## TASK TO CARRY OUT
Look through the material below, count the lines containing the word "Стили", and state only the count.

## TASK DATA
════════════════════

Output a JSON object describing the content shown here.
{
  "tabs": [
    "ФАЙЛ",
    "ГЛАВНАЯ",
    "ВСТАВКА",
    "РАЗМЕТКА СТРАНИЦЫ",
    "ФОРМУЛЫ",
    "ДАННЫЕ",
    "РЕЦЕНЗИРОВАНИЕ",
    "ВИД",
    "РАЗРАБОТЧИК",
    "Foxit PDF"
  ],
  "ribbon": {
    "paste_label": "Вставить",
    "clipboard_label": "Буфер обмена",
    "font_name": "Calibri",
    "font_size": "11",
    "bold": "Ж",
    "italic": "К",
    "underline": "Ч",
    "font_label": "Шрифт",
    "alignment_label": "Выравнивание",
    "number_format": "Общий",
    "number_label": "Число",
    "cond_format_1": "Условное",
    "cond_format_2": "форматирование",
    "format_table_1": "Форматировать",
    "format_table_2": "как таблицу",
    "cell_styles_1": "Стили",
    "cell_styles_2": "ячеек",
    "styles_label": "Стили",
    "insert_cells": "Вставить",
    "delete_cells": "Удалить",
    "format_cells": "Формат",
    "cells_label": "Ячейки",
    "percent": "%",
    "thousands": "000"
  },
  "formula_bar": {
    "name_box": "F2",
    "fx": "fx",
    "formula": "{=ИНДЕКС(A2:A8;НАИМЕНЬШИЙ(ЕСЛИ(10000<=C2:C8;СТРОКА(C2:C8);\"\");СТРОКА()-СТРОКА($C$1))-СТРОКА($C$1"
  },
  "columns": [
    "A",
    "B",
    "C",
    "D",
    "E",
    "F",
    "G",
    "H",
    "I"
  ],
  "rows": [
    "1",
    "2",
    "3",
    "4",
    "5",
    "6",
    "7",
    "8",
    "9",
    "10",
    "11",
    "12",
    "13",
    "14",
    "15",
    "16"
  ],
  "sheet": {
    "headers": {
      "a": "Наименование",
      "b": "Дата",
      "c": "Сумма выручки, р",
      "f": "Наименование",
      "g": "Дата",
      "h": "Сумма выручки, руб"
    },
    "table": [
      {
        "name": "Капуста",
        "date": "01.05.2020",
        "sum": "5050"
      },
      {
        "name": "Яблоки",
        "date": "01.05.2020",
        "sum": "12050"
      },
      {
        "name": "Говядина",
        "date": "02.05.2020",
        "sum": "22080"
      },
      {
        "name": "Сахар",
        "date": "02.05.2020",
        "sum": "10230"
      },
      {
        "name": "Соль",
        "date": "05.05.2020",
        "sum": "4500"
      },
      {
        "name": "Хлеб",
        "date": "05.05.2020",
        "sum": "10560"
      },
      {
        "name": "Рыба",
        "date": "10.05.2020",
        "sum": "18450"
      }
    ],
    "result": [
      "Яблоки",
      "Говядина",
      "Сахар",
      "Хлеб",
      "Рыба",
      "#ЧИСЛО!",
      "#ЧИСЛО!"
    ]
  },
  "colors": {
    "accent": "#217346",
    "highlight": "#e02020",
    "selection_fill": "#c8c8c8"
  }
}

════════════════════

## RESPONSE TO THE EXERCISE
2